EXERCISE PROMPT |
Could you repeat the records below exactly, leaving out any pictures?

--- START ---

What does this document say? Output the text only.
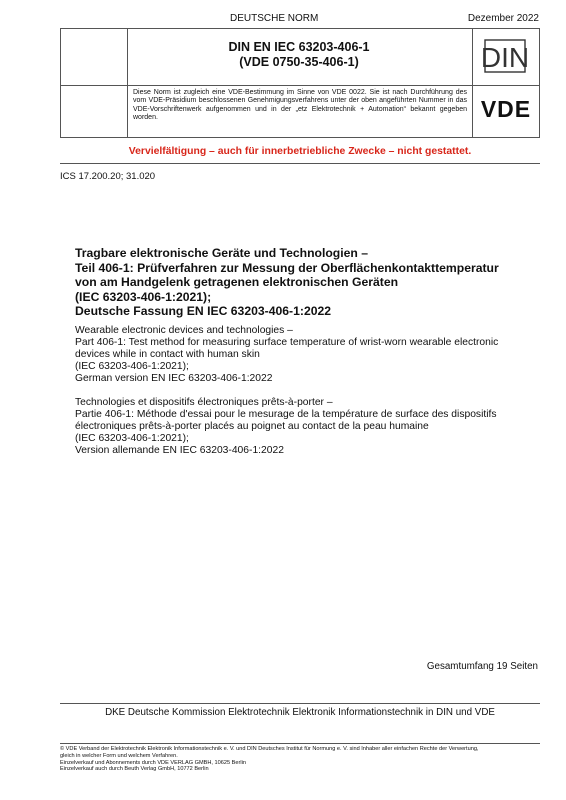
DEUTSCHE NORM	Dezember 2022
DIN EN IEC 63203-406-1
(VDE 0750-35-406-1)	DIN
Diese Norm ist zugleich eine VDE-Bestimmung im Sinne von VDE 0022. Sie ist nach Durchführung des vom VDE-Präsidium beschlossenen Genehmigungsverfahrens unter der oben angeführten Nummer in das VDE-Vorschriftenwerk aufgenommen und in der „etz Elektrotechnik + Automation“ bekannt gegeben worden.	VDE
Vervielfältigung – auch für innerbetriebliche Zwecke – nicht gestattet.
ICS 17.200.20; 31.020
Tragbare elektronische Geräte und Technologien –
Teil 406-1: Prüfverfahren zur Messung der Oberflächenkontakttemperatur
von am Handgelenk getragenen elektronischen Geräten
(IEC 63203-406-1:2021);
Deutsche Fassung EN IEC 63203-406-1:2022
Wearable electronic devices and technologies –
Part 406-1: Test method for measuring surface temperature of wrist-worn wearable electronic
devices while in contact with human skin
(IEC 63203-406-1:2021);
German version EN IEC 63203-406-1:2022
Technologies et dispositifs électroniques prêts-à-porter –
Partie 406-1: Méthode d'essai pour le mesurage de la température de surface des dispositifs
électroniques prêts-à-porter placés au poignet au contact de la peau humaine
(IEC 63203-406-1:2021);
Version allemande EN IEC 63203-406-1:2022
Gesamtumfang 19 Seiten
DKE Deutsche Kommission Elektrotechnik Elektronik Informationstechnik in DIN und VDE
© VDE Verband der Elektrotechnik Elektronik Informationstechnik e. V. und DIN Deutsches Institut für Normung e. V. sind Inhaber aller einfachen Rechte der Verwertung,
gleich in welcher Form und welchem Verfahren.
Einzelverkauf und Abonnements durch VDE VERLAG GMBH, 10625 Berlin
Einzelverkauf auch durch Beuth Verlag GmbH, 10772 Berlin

--- END ---

COMPLETED TASK |
What does this document say? Output the text only.
DEUTSCHE NORM	Dezember 2022
DIN EN IEC 63203-406-1
(VDE 0750-35-406-1)	DIN
Diese Norm ist zugleich eine VDE-Bestimmung im Sinne von VDE 0022. Sie ist nach Durchführung des vom VDE-Präsidium beschlossenen Genehmigungsverfahrens unter der oben angeführten Nummer in das VDE-Vorschriftenwerk aufgenommen und in der „etz Elektrotechnik + Automation“ bekannt gegeben worden.	VDE
Vervielfältigung – auch für innerbetriebliche Zwecke – nicht gestattet.
ICS 17.200.20; 31.020
Tragbare elektronische Geräte und Technologien –
Teil 406-1: Prüfverfahren zur Messung der Oberflächenkontakttemperatur
von am Handgelenk getragenen elektronischen Geräten
(IEC 63203-406-1:2021);
Deutsche Fassung EN IEC 63203-406-1:2022
Wearable electronic devices and technologies –
Part 406-1: Test method for measuring surface temperature of wrist-worn wearable electronic
devices while in contact with human skin
(IEC 63203-406-1:2021);
German version EN IEC 63203-406-1:2022
Technologies et dispositifs électroniques prêts-à-porter –
Partie 406-1: Méthode d'essai pour le mesurage de la température de surface des dispositifs
électroniques prêts-à-porter placés au poignet au contact de la peau humaine
(IEC 63203-406-1:2021);
Version allemande EN IEC 63203-406-1:2022
Gesamtumfang 19 Seiten
DKE Deutsche Kommission Elektrotechnik Elektronik Informationstechnik in DIN und VDE
© VDE Verband der Elektrotechnik Elektronik Informationstechnik e. V. und DIN Deutsches Institut für Normung e. V. sind Inhaber aller einfachen Rechte der Verwertung,
gleich in welcher Form und welchem Verfahren.
Einzelverkauf und Abonnements durch VDE VERLAG GMBH, 10625 Berlin
Einzelverkauf auch durch Beuth Verlag GmbH, 10772 Berlin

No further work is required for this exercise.